# Set exercise:
Here are some records; quote them exactly, leaving out the pictures.

# Task input:
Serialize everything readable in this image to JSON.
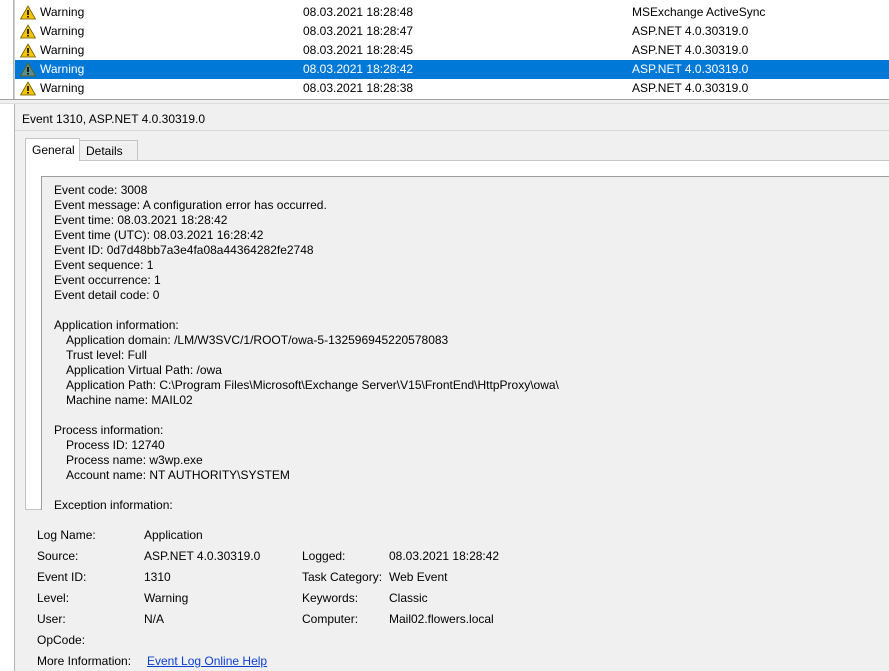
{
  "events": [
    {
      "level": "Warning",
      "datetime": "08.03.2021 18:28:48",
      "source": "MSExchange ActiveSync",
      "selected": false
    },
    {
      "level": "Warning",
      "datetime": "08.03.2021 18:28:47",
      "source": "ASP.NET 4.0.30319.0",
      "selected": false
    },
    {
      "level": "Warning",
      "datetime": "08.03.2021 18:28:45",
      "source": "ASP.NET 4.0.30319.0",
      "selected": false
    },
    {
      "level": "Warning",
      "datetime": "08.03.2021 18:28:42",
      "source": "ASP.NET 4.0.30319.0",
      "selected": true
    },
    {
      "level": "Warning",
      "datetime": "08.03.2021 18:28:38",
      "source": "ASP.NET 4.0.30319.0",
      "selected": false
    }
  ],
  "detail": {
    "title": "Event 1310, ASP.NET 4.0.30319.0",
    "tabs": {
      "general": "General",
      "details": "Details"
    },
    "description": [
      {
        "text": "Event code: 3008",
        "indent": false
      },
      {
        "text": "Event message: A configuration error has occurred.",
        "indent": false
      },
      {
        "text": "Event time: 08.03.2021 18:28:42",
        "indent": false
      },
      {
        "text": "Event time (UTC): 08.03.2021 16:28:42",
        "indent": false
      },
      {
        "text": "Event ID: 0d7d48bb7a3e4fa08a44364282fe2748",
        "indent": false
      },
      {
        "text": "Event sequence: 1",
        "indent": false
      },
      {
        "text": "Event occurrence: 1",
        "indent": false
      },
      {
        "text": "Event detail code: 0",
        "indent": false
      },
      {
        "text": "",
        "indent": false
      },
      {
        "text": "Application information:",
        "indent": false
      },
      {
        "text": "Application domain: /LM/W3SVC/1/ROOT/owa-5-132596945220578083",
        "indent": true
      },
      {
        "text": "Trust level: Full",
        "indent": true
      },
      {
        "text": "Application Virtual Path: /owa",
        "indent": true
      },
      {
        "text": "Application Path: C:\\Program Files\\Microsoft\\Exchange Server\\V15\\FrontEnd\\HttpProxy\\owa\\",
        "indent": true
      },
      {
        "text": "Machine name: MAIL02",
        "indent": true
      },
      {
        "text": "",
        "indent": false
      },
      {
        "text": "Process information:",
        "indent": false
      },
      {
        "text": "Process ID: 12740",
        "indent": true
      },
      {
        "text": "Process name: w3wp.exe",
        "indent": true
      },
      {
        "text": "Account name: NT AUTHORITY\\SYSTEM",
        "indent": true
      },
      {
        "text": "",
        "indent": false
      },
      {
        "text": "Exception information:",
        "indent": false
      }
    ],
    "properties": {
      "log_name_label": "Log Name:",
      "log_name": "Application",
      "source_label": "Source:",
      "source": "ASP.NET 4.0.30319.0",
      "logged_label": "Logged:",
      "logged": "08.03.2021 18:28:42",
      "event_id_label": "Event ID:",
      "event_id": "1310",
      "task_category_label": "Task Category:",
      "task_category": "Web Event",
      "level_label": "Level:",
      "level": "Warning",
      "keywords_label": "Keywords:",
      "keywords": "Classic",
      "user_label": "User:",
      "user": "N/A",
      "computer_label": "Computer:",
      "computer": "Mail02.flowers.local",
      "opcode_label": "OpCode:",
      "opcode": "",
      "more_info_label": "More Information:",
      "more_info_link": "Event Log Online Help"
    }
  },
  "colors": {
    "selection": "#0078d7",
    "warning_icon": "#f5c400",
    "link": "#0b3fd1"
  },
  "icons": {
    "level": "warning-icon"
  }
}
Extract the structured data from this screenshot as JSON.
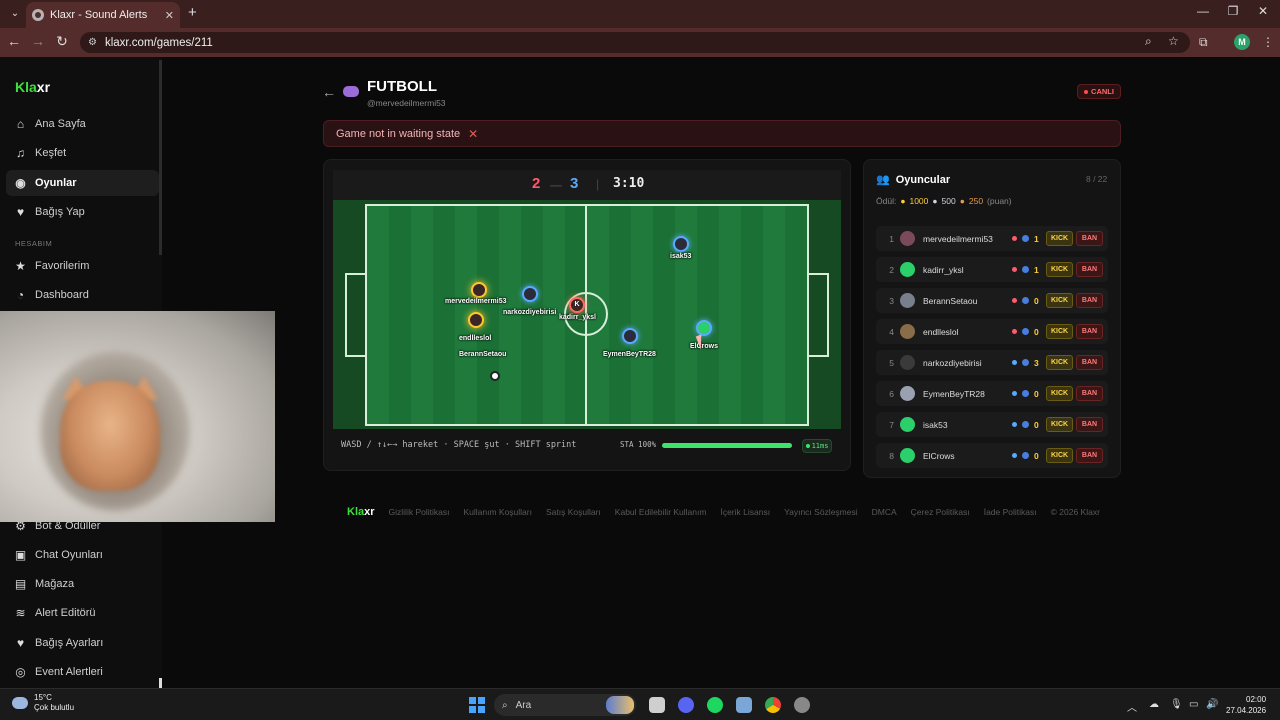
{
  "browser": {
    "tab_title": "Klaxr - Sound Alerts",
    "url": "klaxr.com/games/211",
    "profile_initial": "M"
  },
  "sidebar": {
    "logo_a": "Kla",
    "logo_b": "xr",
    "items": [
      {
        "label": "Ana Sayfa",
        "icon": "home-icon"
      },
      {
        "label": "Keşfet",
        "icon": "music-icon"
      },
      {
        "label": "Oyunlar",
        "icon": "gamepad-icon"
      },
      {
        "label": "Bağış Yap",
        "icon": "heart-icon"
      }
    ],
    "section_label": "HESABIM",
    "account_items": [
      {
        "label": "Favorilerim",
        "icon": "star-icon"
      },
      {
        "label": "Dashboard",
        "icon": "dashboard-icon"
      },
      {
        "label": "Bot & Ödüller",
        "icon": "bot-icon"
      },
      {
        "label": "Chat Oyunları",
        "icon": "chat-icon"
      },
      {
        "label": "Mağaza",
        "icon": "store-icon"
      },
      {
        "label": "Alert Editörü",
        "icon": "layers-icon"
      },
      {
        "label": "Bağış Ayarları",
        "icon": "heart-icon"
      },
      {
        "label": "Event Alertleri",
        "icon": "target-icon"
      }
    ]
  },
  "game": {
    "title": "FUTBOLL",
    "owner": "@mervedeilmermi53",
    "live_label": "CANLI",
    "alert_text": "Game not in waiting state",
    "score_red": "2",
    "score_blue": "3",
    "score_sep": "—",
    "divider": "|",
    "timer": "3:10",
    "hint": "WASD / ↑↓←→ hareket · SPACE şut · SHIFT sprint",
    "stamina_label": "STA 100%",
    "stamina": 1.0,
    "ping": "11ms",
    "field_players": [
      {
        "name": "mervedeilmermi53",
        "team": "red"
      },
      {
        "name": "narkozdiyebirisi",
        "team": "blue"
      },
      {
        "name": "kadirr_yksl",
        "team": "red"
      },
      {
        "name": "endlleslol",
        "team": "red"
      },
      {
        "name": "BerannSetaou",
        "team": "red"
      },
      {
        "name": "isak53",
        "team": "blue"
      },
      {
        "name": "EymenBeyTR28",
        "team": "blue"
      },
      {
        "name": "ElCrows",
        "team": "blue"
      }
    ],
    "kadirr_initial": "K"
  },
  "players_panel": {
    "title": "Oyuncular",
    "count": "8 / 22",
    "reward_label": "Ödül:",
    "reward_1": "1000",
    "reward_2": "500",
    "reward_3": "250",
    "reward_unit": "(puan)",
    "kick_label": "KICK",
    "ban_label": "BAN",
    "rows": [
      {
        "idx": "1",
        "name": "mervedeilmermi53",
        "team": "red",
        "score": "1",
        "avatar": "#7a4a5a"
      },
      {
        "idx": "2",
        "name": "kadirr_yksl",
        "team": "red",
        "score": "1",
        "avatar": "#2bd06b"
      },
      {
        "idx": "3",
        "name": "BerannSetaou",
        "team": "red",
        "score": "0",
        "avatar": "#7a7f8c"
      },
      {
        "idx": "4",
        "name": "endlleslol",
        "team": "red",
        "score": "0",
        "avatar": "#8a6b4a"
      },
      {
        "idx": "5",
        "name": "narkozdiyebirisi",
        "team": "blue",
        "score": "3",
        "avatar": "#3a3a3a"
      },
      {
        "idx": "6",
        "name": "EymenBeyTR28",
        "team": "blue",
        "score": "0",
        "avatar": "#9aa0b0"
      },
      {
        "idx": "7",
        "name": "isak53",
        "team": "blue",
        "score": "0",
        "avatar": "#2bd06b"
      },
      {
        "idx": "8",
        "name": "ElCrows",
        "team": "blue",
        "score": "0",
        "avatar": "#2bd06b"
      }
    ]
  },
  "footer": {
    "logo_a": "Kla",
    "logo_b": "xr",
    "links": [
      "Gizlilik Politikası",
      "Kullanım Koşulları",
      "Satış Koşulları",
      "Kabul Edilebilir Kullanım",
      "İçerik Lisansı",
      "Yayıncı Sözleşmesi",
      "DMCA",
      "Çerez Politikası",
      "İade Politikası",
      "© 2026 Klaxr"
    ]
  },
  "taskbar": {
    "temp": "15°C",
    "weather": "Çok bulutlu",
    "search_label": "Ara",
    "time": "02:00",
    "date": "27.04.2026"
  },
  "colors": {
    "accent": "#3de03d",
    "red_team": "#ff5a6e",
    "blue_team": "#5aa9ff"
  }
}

# The solution:
Serialize everything readable in this image to JSON.
{
  "events": [
    {
      "level": "Warning",
      "datetime": "08.03.2021 18:28:48",
      "source": "MSExchange ActiveSync",
      "selected": false
    },
    {
      "level": "Warning",
      "datetime": "08.03.2021 18:28:47",
      "source": "ASP.NET 4.0.30319.0",
      "selected": false
    },
    {
      "level": "Warning",
      "datetime": "08.03.2021 18:28:45",
      "source": "ASP.NET 4.0.30319.0",
      "selected": false
    },
    {
      "level": "Warning",
      "datetime": "08.03.2021 18:28:42",
      "source": "ASP.NET 4.0.30319.0",
      "selected": true
    },
    {
      "level": "Warning",
      "datetime": "08.03.2021 18:28:38",
      "source": "ASP.NET 4.0.30319.0",
      "selected": false
    }
  ],
  "detail": {
    "title": "Event 1310, ASP.NET 4.0.30319.0",
    "tabs": {
      "general": "General",
      "details": "Details"
    },
    "description": [
      {
        "text": "Event code: 3008",
        "indent": false
      },
      {
        "text": "Event message: A configuration error has occurred.",
        "indent": false
      },
      {
        "text": "Event time: 08.03.2021 18:28:42",
        "indent": false
      },
      {
        "text": "Event time (UTC): 08.03.2021 16:28:42",
        "indent": false
      },
      {
        "text": "Event ID: 0d7d48bb7a3e4fa08a44364282fe2748",
        "indent": false
      },
      {
        "text": "Event sequence: 1",
        "indent": false
      },
      {
        "text": "Event occurrence: 1",
        "indent": false
      },
      {
        "text": "Event detail code: 0",
        "indent": false
      },
      {
        "text": "",
        "indent": false
      },
      {
        "text": "Application information:",
        "indent": false
      },
      {
        "text": "Application domain: /LM/W3SVC/1/ROOT/owa-5-132596945220578083",
        "indent": true
      },
      {
        "text": "Trust level: Full",
        "indent": true
      },
      {
        "text": "Application Virtual Path: /owa",
        "indent": true
      },
      {
        "text": "Application Path: C:\\Program Files\\Microsoft\\Exchange Server\\V15\\FrontEnd\\HttpProxy\\owa\\",
        "indent": true
      },
      {
        "text": "Machine name: MAIL02",
        "indent": true
      },
      {
        "text": "",
        "indent": false
      },
      {
        "text": "Process information:",
        "indent": false
      },
      {
        "text": "Process ID: 12740",
        "indent": true
      },
      {
        "text": "Process name: w3wp.exe",
        "indent": true
      },
      {
        "text": "Account name: NT AUTHORITY\\SYSTEM",
        "indent": true
      },
      {
        "text": "",
        "indent": false
      },
      {
        "text": "Exception information:",
        "indent": false
      }
    ],
    "properties": {
      "log_name_label": "Log Name:",
      "log_name": "Application",
      "source_label": "Source:",
      "source": "ASP.NET 4.0.30319.0",
      "logged_label": "Logged:",
      "logged": "08.03.2021 18:28:42",
      "event_id_label": "Event ID:",
      "event_id": "1310",
      "task_category_label": "Task Category:",
      "task_category": "Web Event",
      "level_label": "Level:",
      "level": "Warning",
      "keywords_label": "Keywords:",
      "keywords": "Classic",
      "user_label": "User:",
      "user": "N/A",
      "computer_label": "Computer:",
      "computer": "Mail02.flowers.local",
      "opcode_label": "OpCode:",
      "opcode": "",
      "more_info_label": "More Information:",
      "more_info_link": "Event Log Online Help"
    }
  },
  "colors": {
    "selection": "#0078d7",
    "warning_icon": "#f5c400",
    "link": "#0b3fd1"
  },
  "icons": {
    "level": "warning-icon"
  }
}
Extract the structured data from this screenshot as JSON.
{
  "browser": {
    "tab_title": "Klaxr - Sound Alerts",
    "url": "klaxr.com/games/211",
    "profile_initial": "M"
  },
  "sidebar": {
    "logo_a": "Kla",
    "logo_b": "xr",
    "items": [
      {
        "label": "Ana Sayfa",
        "icon": "home-icon"
      },
      {
        "label": "Keşfet",
        "icon": "music-icon"
      },
      {
        "label": "Oyunlar",
        "icon": "gamepad-icon"
      },
      {
        "label": "Bağış Yap",
        "icon": "heart-icon"
      }
    ],
    "section_label": "HESABIM",
    "account_items": [
      {
        "label": "Favorilerim",
        "icon": "star-icon"
      },
      {
        "label": "Dashboard",
        "icon": "dashboard-icon"
      },
      {
        "label": "Bot & Ödüller",
        "icon": "bot-icon"
      },
      {
        "label": "Chat Oyunları",
        "icon": "chat-icon"
      },
      {
        "label": "Mağaza",
        "icon": "store-icon"
      },
      {
        "label": "Alert Editörü",
        "icon": "layers-icon"
      },
      {
        "label": "Bağış Ayarları",
        "icon": "heart-icon"
      },
      {
        "label": "Event Alertleri",
        "icon": "target-icon"
      }
    ]
  },
  "game": {
    "title": "FUTBOLL",
    "owner": "@mervedeilmermi53",
    "live_label": "CANLI",
    "alert_text": "Game not in waiting state",
    "score_red": "2",
    "score_blue": "3",
    "score_sep": "—",
    "divider": "|",
    "timer": "3:10",
    "hint": "WASD / ↑↓←→ hareket · SPACE şut · SHIFT sprint",
    "stamina_label": "STA 100%",
    "stamina": 1.0,
    "ping": "11ms",
    "field_players": [
      {
        "name": "mervedeilmermi53",
        "team": "red"
      },
      {
        "name": "narkozdiyebirisi",
        "team": "blue"
      },
      {
        "name": "kadirr_yksl",
        "team": "red"
      },
      {
        "name": "endlleslol",
        "team": "red"
      },
      {
        "name": "BerannSetaou",
        "team": "red"
      },
      {
        "name": "isak53",
        "team": "blue"
      },
      {
        "name": "EymenBeyTR28",
        "team": "blue"
      },
      {
        "name": "ElCrows",
        "team": "blue"
      }
    ],
    "kadirr_initial": "K"
  },
  "players_panel": {
    "title": "Oyuncular",
    "count": "8 / 22",
    "reward_label": "Ödül:",
    "reward_1": "1000",
    "reward_2": "500",
    "reward_3": "250",
    "reward_unit": "(puan)",
    "kick_label": "KICK",
    "ban_label": "BAN",
    "rows": [
      {
        "idx": "1",
        "name": "mervedeilmermi53",
        "team": "red",
        "score": "1",
        "avatar": "#7a4a5a"
      },
      {
        "idx": "2",
        "name": "kadirr_yksl",
        "team": "red",
        "score": "1",
        "avatar": "#2bd06b"
      },
      {
        "idx": "3",
        "name": "BerannSetaou",
        "team": "red",
        "score": "0",
        "avatar": "#7a7f8c"
      },
      {
        "idx": "4",
        "name": "endlleslol",
        "team": "red",
        "score": "0",
        "avatar": "#8a6b4a"
      },
      {
        "idx": "5",
        "name": "narkozdiyebirisi",
        "team": "blue",
        "score": "3",
        "avatar": "#3a3a3a"
      },
      {
        "idx": "6",
        "name": "EymenBeyTR28",
        "team": "blue",
        "score": "0",
        "avatar": "#9aa0b0"
      },
      {
        "idx": "7",
        "name": "isak53",
        "team": "blue",
        "score": "0",
        "avatar": "#2bd06b"
      },
      {
        "idx": "8",
        "name": "ElCrows",
        "team": "blue",
        "score": "0",
        "avatar": "#2bd06b"
      }
    ]
  },
  "footer": {
    "logo_a": "Kla",
    "logo_b": "xr",
    "links": [
      "Gizlilik Politikası",
      "Kullanım Koşulları",
      "Satış Koşulları",
      "Kabul Edilebilir Kullanım",
      "İçerik Lisansı",
      "Yayıncı Sözleşmesi",
      "DMCA",
      "Çerez Politikası",
      "İade Politikası",
      "© 2026 Klaxr"
    ]
  },
  "taskbar": {
    "temp": "15°C",
    "weather": "Çok bulutlu",
    "search_label": "Ara",
    "time": "02:00",
    "date": "27.04.2026"
  },
  "colors": {
    "accent": "#3de03d",
    "red_team": "#ff5a6e",
    "blue_team": "#5aa9ff"
  }
}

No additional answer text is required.